** EXERCISE **
Say how many lines in the records include the string "updated", adding no other words.

** MATERIAL TO PROCESS **
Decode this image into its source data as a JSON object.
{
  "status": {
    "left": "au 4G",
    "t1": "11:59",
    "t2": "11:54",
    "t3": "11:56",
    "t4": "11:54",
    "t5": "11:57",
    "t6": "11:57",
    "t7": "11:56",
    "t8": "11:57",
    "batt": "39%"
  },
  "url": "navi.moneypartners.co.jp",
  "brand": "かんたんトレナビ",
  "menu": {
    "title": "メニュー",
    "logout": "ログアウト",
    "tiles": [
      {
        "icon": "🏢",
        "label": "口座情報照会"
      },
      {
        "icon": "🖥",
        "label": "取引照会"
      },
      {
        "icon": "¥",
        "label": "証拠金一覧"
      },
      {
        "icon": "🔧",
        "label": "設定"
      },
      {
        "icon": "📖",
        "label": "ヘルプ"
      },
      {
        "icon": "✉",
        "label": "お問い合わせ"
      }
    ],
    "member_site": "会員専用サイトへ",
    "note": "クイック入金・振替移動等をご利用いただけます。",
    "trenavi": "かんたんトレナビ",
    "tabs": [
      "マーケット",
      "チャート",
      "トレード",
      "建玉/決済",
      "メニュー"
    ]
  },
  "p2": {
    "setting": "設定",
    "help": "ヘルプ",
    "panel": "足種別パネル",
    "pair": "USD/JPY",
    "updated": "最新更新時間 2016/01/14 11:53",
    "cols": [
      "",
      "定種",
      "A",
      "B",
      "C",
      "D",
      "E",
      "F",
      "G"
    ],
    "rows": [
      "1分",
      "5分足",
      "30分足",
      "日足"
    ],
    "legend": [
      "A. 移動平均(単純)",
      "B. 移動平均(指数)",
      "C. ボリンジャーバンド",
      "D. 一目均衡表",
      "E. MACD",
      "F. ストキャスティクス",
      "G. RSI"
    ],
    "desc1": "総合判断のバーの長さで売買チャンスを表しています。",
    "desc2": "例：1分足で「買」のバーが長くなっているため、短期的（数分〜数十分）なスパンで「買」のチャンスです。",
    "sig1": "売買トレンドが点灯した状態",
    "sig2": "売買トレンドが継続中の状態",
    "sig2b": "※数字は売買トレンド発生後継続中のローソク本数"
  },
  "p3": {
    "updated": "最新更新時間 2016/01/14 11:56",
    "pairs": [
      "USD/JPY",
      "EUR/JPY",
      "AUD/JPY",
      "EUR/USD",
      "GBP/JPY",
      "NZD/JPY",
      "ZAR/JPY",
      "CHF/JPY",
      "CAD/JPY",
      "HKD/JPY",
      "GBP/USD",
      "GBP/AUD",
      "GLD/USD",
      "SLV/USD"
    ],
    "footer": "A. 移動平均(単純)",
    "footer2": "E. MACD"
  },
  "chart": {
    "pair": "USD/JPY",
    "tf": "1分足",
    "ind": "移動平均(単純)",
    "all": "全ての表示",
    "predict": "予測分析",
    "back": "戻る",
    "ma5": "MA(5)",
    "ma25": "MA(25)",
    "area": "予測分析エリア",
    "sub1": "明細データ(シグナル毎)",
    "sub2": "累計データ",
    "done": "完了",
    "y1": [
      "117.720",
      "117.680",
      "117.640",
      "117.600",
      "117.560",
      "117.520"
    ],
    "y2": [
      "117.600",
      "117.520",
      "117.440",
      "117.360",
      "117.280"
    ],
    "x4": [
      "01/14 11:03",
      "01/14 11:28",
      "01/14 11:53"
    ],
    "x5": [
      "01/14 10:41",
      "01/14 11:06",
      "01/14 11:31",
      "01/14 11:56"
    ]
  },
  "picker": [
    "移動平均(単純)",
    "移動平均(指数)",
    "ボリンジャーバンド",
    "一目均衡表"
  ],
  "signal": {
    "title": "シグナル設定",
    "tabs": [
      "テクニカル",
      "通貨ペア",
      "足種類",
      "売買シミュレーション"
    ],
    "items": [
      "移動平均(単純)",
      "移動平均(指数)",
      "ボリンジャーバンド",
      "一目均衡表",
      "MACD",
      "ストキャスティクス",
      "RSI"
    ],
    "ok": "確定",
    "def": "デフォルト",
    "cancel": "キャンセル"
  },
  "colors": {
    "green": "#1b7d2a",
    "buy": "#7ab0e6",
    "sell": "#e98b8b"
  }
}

** COMPLETED EXERCISE **
2